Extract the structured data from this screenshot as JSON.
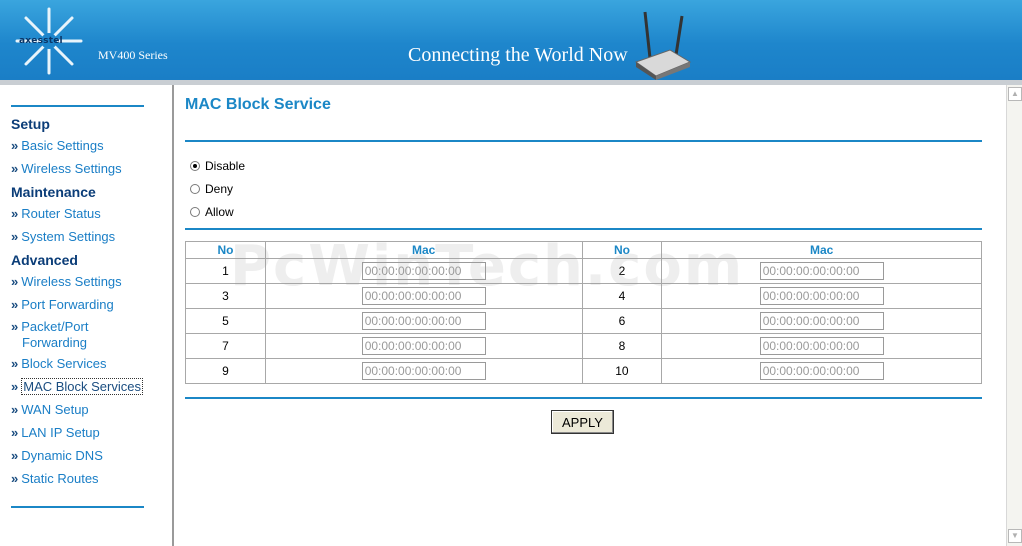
{
  "header": {
    "brand": "axesstel",
    "series": "MV400 Series",
    "tagline": "Connecting the World Now"
  },
  "sidebar": {
    "sections": [
      {
        "title": "Setup",
        "items": [
          {
            "label": "Basic Settings"
          },
          {
            "label": "Wireless Settings"
          }
        ]
      },
      {
        "title": "Maintenance",
        "items": [
          {
            "label": "Router Status"
          },
          {
            "label": "System Settings"
          }
        ]
      },
      {
        "title": "Advanced",
        "items": [
          {
            "label": "Wireless Settings"
          },
          {
            "label": "Port Forwarding"
          },
          {
            "label": "Packet/Port"
          },
          {
            "label": "Forwarding"
          },
          {
            "label": "Block Services"
          },
          {
            "label": "MAC Block Services",
            "active": true
          },
          {
            "label": "WAN Setup"
          },
          {
            "label": "LAN IP Setup"
          },
          {
            "label": "Dynamic DNS"
          },
          {
            "label": "Static Routes"
          }
        ]
      }
    ],
    "bullet": "»"
  },
  "main": {
    "title": "MAC Block Service",
    "options": [
      {
        "label": "Disable",
        "checked": true
      },
      {
        "label": "Deny",
        "checked": false
      },
      {
        "label": "Allow",
        "checked": false
      }
    ],
    "table": {
      "headers": [
        "No",
        "Mac",
        "No",
        "Mac"
      ],
      "rows": [
        {
          "no1": "1",
          "mac1": "00:00:00:00:00:00",
          "no2": "2",
          "mac2": "00:00:00:00:00:00"
        },
        {
          "no1": "3",
          "mac1": "00:00:00:00:00:00",
          "no2": "4",
          "mac2": "00:00:00:00:00:00"
        },
        {
          "no1": "5",
          "mac1": "00:00:00:00:00:00",
          "no2": "6",
          "mac2": "00:00:00:00:00:00"
        },
        {
          "no1": "7",
          "mac1": "00:00:00:00:00:00",
          "no2": "8",
          "mac2": "00:00:00:00:00:00"
        },
        {
          "no1": "9",
          "mac1": "00:00:00:00:00:00",
          "no2": "10",
          "mac2": "00:00:00:00:00:00"
        }
      ]
    },
    "apply_label": "APPLY",
    "watermark": "PcWinTech.com"
  },
  "colors": {
    "accent": "#1b87c6",
    "header_blue": "#1e86cc",
    "nav_dark": "#0b3d78"
  },
  "icons": {
    "scroll_up": "triangle-up",
    "scroll_down": "triangle-down"
  }
}
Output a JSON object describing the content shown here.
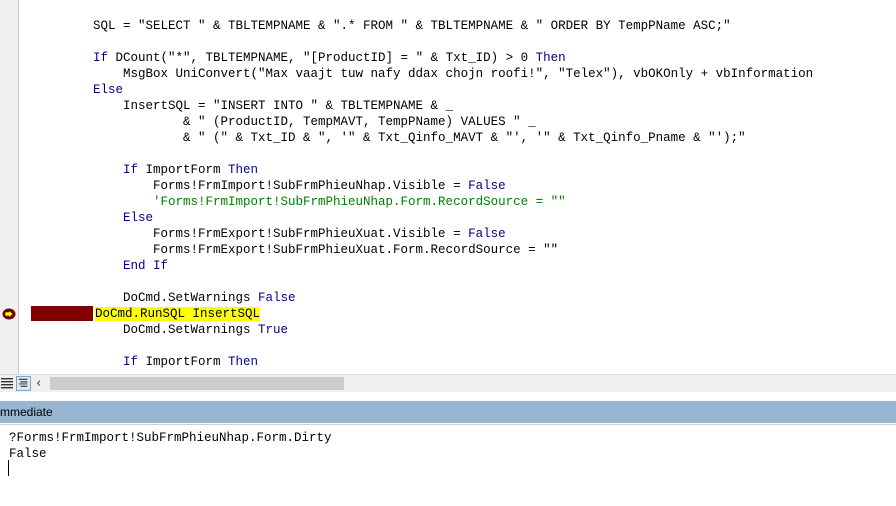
{
  "code_lines": [
    {
      "t": "    SQL = \"SELECT \" & TBLTEMPNAME & \".* FROM \" & TBLTEMPNAME & \" ORDER BY TempPName ASC;\""
    },
    {
      "t": ""
    },
    {
      "k": "    If ",
      "t": "DCount(\"*\", TBLTEMPNAME, \"[ProductID] = \" & Txt_ID) > 0 ",
      "k2": "Then"
    },
    {
      "t": "        MsgBox UniConvert(\"Max vaajt tuw nafy ddax chojn roofi!\", \"Telex\"), vbOKOnly + vbInformation"
    },
    {
      "k": "    Else"
    },
    {
      "t": "        InsertSQL = \"INSERT INTO \" & TBLTEMPNAME & _"
    },
    {
      "t": "                & \" (ProductID, TempMAVT, TempPName) VALUES \" _"
    },
    {
      "t": "                & \" (\" & Txt_ID & \", '\" & Txt_Qinfo_MAVT & \"', '\" & Txt_Qinfo_Pname & \"');\""
    },
    {
      "t": ""
    },
    {
      "k": "        If ",
      "t": "ImportForm ",
      "k2": "Then"
    },
    {
      "t": "            Forms!FrmImport!SubFrmPhieuNhap.Visible = ",
      "k2": "False"
    },
    {
      "c": "            'Forms!FrmImport!SubFrmPhieuNhap.Form.RecordSource = \"\""
    },
    {
      "k": "        Else"
    },
    {
      "t": "            Forms!FrmExport!SubFrmPhieuXuat.Visible = ",
      "k2": "False"
    },
    {
      "t": "            Forms!FrmExport!SubFrmPhieuXuat.Form.RecordSource = \"\""
    },
    {
      "k": "        End If"
    },
    {
      "t": ""
    },
    {
      "t": "        DoCmd.SetWarnings ",
      "k2": "False"
    },
    {
      "hl": "DoCmd.RunSQL InsertSQL"
    },
    {
      "t": "        DoCmd.SetWarnings ",
      "k2": "True"
    },
    {
      "t": ""
    },
    {
      "k": "        If ",
      "t": "ImportForm ",
      "k2": "Then"
    }
  ],
  "immediate": {
    "title": "mmediate",
    "lines": [
      "?Forms!FrmImport!SubFrmPhieuNhap.Form.Dirty",
      "False"
    ]
  },
  "icons": {
    "exec": "current-statement-arrow-icon",
    "proc_view": "procedure-view-icon",
    "full_view": "full-module-view-icon",
    "scroll_left": "scroll-left-icon"
  },
  "colors": {
    "keyword": "#00008b",
    "comment": "#008000",
    "breakpoint": "#800000",
    "highlight": "#ffff00",
    "title_bar": "#99b4d1"
  }
}
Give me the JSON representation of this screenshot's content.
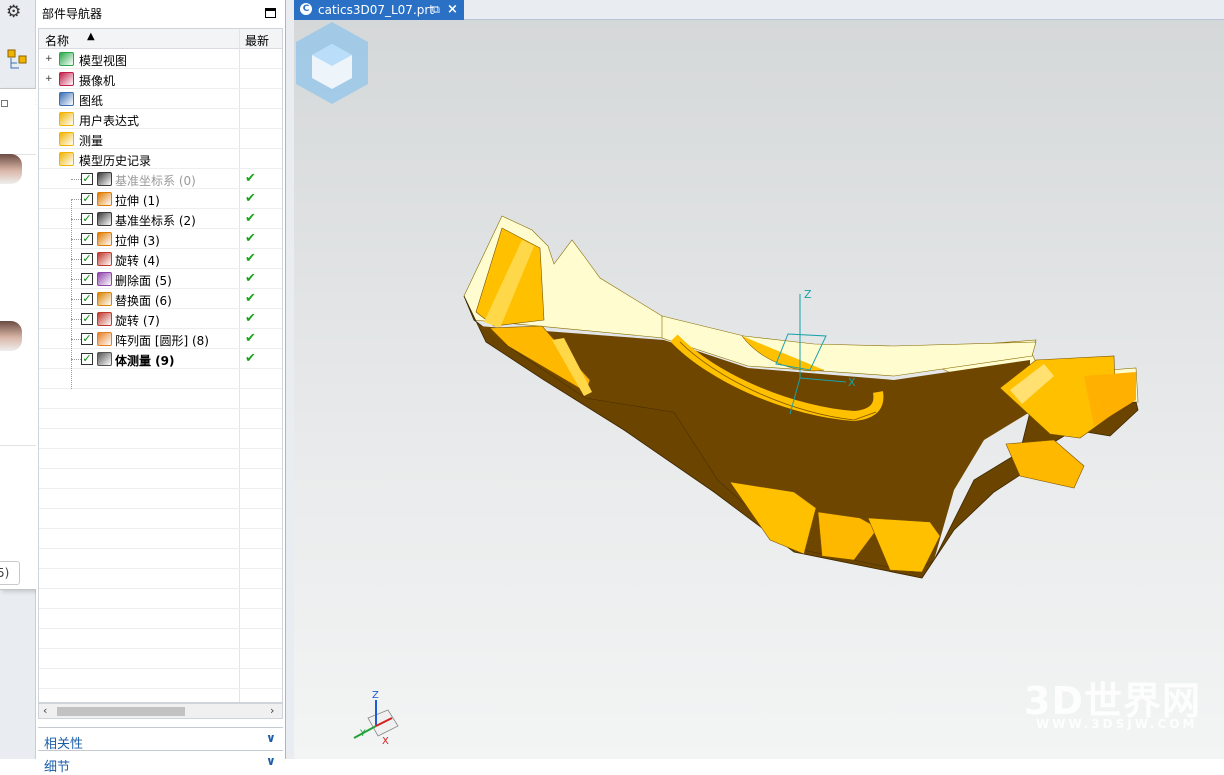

========================

EXERCISE:
Extract the text of all the records above verbatim, excluding pictures.

RESPONSE BELOW:
Extract the structured data from this screenshot as JSON.
{
  "header": {
    "brand": "axesstel",
    "series": "MV400 Series",
    "tagline": "Connecting the World Now"
  },
  "sidebar": {
    "sections": [
      {
        "title": "Setup",
        "items": [
          {
            "label": "Basic Settings"
          },
          {
            "label": "Wireless Settings"
          }
        ]
      },
      {
        "title": "Maintenance",
        "items": [
          {
            "label": "Router Status"
          },
          {
            "label": "System Settings"
          }
        ]
      },
      {
        "title": "Advanced",
        "items": [
          {
            "label": "Wireless Settings"
          },
          {
            "label": "Port Forwarding"
          },
          {
            "label": "Packet/Port"
          },
          {
            "label": "Forwarding"
          },
          {
            "label": "Block Services"
          },
          {
            "label": "MAC Block Services",
            "active": true
          },
          {
            "label": "WAN Setup"
          },
          {
            "label": "LAN IP Setup"
          },
          {
            "label": "Dynamic DNS"
          },
          {
            "label": "Static Routes"
          }
        ]
      }
    ],
    "bullet": "»"
  },
  "main": {
    "title": "MAC Block Service",
    "options": [
      {
        "label": "Disable",
        "checked": true
      },
      {
        "label": "Deny",
        "checked": false
      },
      {
        "label": "Allow",
        "checked": false
      }
    ],
    "table": {
      "headers": [
        "No",
        "Mac",
        "No",
        "Mac"
      ],
      "rows": [
        {
          "no1": "1",
          "mac1": "00:00:00:00:00:00",
          "no2": "2",
          "mac2": "00:00:00:00:00:00"
        },
        {
          "no1": "3",
          "mac1": "00:00:00:00:00:00",
          "no2": "4",
          "mac2": "00:00:00:00:00:00"
        },
        {
          "no1": "5",
          "mac1": "00:00:00:00:00:00",
          "no2": "6",
          "mac2": "00:00:00:00:00:00"
        },
        {
          "no1": "7",
          "mac1": "00:00:00:00:00:00",
          "no2": "8",
          "mac2": "00:00:00:00:00:00"
        },
        {
          "no1": "9",
          "mac1": "00:00:00:00:00:00",
          "no2": "10",
          "mac2": "00:00:00:00:00:00"
        }
      ]
    },
    "apply_label": "APPLY",
    "watermark": "PcWinTech.com"
  },
  "colors": {
    "accent": "#1b87c6",
    "header_blue": "#1e86cc",
    "nav_dark": "#0b3d78"
  },
  "icons": {
    "scroll_up": "triangle-up",
    "scroll_down": "triangle-down"
  }
}
Output a JSON object describing the content shown here.
{
  "code_lines": [
    {
      "t": "    SQL = \"SELECT \" & TBLTEMPNAME & \".* FROM \" & TBLTEMPNAME & \" ORDER BY TempPName ASC;\""
    },
    {
      "t": ""
    },
    {
      "k": "    If ",
      "t": "DCount(\"*\", TBLTEMPNAME, \"[ProductID] = \" & Txt_ID) > 0 ",
      "k2": "Then"
    },
    {
      "t": "        MsgBox UniConvert(\"Max vaajt tuw nafy ddax chojn roofi!\", \"Telex\"), vbOKOnly + vbInformation"
    },
    {
      "k": "    Else"
    },
    {
      "t": "        InsertSQL = \"INSERT INTO \" & TBLTEMPNAME & _"
    },
    {
      "t": "                & \" (ProductID, TempMAVT, TempPName) VALUES \" _"
    },
    {
      "t": "                & \" (\" & Txt_ID & \", '\" & Txt_Qinfo_MAVT & \"', '\" & Txt_Qinfo_Pname & \"');\""
    },
    {
      "t": ""
    },
    {
      "k": "        If ",
      "t": "ImportForm ",
      "k2": "Then"
    },
    {
      "t": "            Forms!FrmImport!SubFrmPhieuNhap.Visible = ",
      "k2": "False"
    },
    {
      "c": "            'Forms!FrmImport!SubFrmPhieuNhap.Form.RecordSource = \"\""
    },
    {
      "k": "        Else"
    },
    {
      "t": "            Forms!FrmExport!SubFrmPhieuXuat.Visible = ",
      "k2": "False"
    },
    {
      "t": "            Forms!FrmExport!SubFrmPhieuXuat.Form.RecordSource = \"\""
    },
    {
      "k": "        End If"
    },
    {
      "t": ""
    },
    {
      "t": "        DoCmd.SetWarnings ",
      "k2": "False"
    },
    {
      "hl": "DoCmd.RunSQL InsertSQL"
    },
    {
      "t": "        DoCmd.SetWarnings ",
      "k2": "True"
    },
    {
      "t": ""
    },
    {
      "k": "        If ",
      "t": "ImportForm ",
      "k2": "Then"
    }
  ],
  "immediate": {
    "title": "mmediate",
    "lines": [
      "?Forms!FrmImport!SubFrmPhieuNhap.Form.Dirty",
      "False"
    ]
  },
  "icons": {
    "exec": "current-statement-arrow-icon",
    "proc_view": "procedure-view-icon",
    "full_view": "full-module-view-icon",
    "scroll_left": "scroll-left-icon"
  },
  "colors": {
    "keyword": "#00008b",
    "comment": "#008000",
    "breakpoint": "#800000",
    "highlight": "#ffff00",
    "title_bar": "#99b4d1"
  }
}
Give me the JSON representation of this screenshot's content.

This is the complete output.